■ Input ■
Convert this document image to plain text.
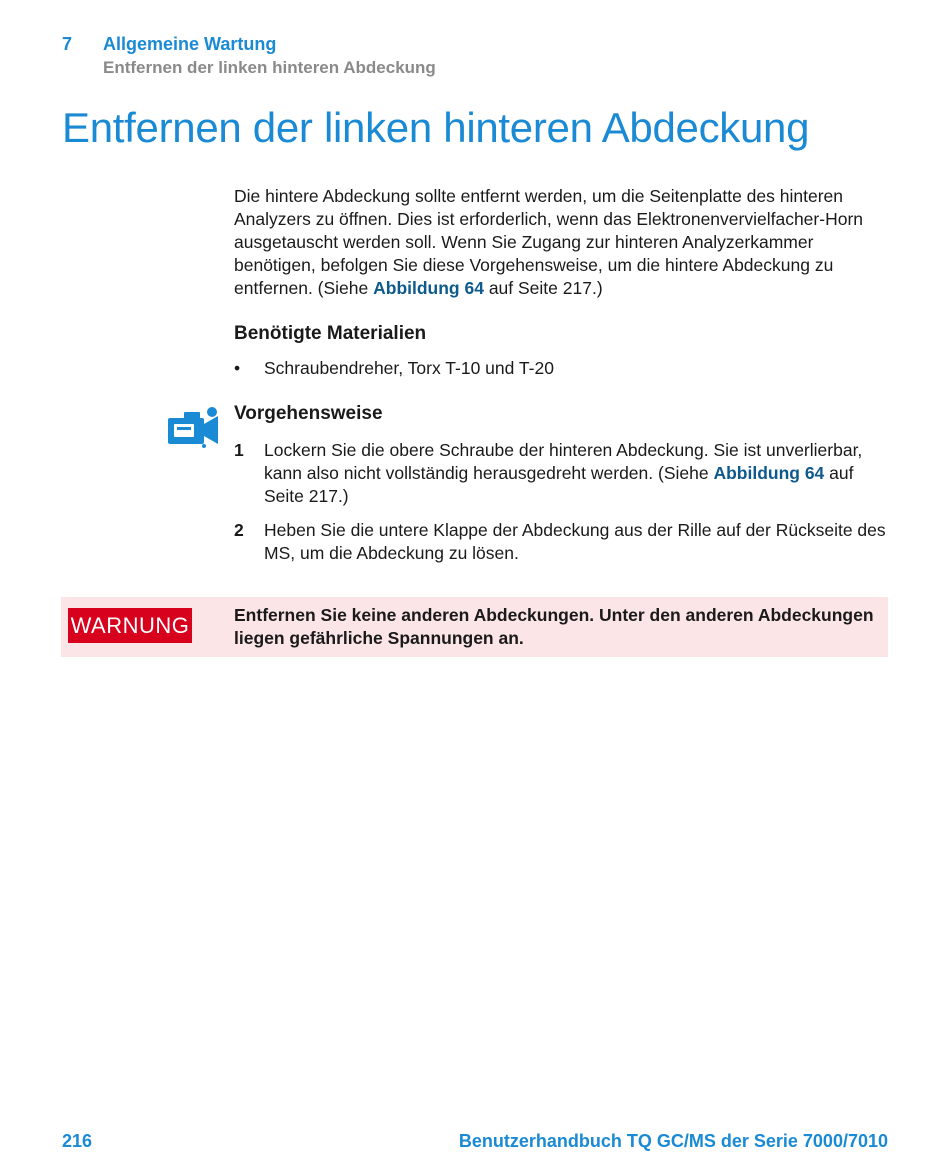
7 Allgemeine Wartung
Entfernen der linken hinteren Abdeckung
Entfernen der linken hinteren Abdeckung

Die hintere Abdeckung sollte entfernt werden, um die Seitenplatte des hinteren Analyzers zu öffnen. Dies ist erforderlich, wenn das Elektronenvervielfacher-Horn ausgetauscht werden soll. Wenn Sie Zugang zur hinteren Analyzerkammer benötigen, befolgen Sie diese Vorgehensweise, um die hintere Abdeckung zu entfernen. (Siehe Abbildung 64 auf Seite 217.)

Benötigte Materialien
• Schraubendreher, Torx T-10 und T-20
Vorgehensweise
1 Lockern Sie die obere Schraube der hinteren Abdeckung. Sie ist unverlierbar, kann also nicht vollständig herausgedreht werden. (Siehe Abbildung 64 auf Seite 217.)
2 Heben Sie die untere Klappe der Abdeckung aus der Rille auf der Rückseite des MS, um die Abdeckung zu lösen.
WARNUNG	Entfernen Sie keine anderen Abdeckungen. Unter den anderen Abdeckungen liegen gefährliche Spannungen an.

216	Benutzerhandbuch TQ GC/MS der Serie 7000/7010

■ Task prompt ■
Reproduce the whole listing above word for word, but not its pictures.

■ Answer to this task ■
Convert this document image to plain text.
7 Allgemeine Wartung
Entfernen der linken hinteren Abdeckung
Entfernen der linken hinteren Abdeckung

Die hintere Abdeckung sollte entfernt werden, um die Seitenplatte des hinteren Analyzers zu öffnen. Dies ist erforderlich, wenn das Elektronenvervielfacher-Horn ausgetauscht werden soll. Wenn Sie Zugang zur hinteren Analyzerkammer benötigen, befolgen Sie diese Vorgehensweise, um die hintere Abdeckung zu entfernen. (Siehe Abbildung 64 auf Seite 217.)

Benötigte Materialien
• Schraubendreher, Torx T-10 und T-20
Vorgehensweise
1 Lockern Sie die obere Schraube der hinteren Abdeckung. Sie ist unverlierbar, kann also nicht vollständig herausgedreht werden. (Siehe Abbildung 64 auf Seite 217.)
2 Heben Sie die untere Klappe der Abdeckung aus der Rille auf der Rückseite des MS, um die Abdeckung zu lösen.
WARNUNG	Entfernen Sie keine anderen Abdeckungen. Unter den anderen Abdeckungen liegen gefährliche Spannungen an.

216	Benutzerhandbuch TQ GC/MS der Serie 7000/7010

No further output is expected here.